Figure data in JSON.
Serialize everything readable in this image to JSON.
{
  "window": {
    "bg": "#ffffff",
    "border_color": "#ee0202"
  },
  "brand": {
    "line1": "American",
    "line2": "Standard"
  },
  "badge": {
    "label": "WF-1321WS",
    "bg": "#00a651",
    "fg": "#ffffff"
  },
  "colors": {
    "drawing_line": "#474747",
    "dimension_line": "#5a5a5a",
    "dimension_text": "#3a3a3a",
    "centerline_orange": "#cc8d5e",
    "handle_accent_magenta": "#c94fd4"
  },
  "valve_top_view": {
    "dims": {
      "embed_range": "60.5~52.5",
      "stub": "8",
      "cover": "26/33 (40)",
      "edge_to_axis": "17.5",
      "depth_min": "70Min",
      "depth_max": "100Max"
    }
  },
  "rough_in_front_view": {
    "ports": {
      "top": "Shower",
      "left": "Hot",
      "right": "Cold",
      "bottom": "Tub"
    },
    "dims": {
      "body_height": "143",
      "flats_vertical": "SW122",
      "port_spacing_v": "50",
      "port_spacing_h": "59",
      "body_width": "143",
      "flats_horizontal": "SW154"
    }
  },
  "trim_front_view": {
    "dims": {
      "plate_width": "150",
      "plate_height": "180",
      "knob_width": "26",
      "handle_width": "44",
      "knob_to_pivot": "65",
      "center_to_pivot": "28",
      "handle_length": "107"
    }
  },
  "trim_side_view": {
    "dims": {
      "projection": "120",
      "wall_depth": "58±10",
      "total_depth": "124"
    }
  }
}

TASK OBJECTIVE. Make an exact copy of the records.

ANSWER TO THE PROBLEM.
Serialize everything readable in this image to JSON.
{
  "window": {
    "bg": "#ffffff",
    "border_color": "#ee0202"
  },
  "brand": {
    "line1": "American",
    "line2": "Standard"
  },
  "badge": {
    "label": "WF-1321WS",
    "bg": "#00a651",
    "fg": "#ffffff"
  },
  "colors": {
    "drawing_line": "#474747",
    "dimension_line": "#5a5a5a",
    "dimension_text": "#3a3a3a",
    "centerline_orange": "#cc8d5e",
    "handle_accent_magenta": "#c94fd4"
  },
  "valve_top_view": {
    "dims": {
      "embed_range": "60.5~52.5",
      "stub": "8",
      "cover": "26/33 (40)",
      "edge_to_axis": "17.5",
      "depth_min": "70Min",
      "depth_max": "100Max"
    }
  },
  "rough_in_front_view": {
    "ports": {
      "top": "Shower",
      "left": "Hot",
      "right": "Cold",
      "bottom": "Tub"
    },
    "dims": {
      "body_height": "143",
      "flats_vertical": "SW122",
      "port_spacing_v": "50",
      "port_spacing_h": "59",
      "body_width": "143",
      "flats_horizontal": "SW154"
    }
  },
  "trim_front_view": {
    "dims": {
      "plate_width": "150",
      "plate_height": "180",
      "knob_width": "26",
      "handle_width": "44",
      "knob_to_pivot": "65",
      "center_to_pivot": "28",
      "handle_length": "107"
    }
  },
  "trim_side_view": {
    "dims": {
      "projection": "120",
      "wall_depth": "58±10",
      "total_depth": "124"
    }
  }
}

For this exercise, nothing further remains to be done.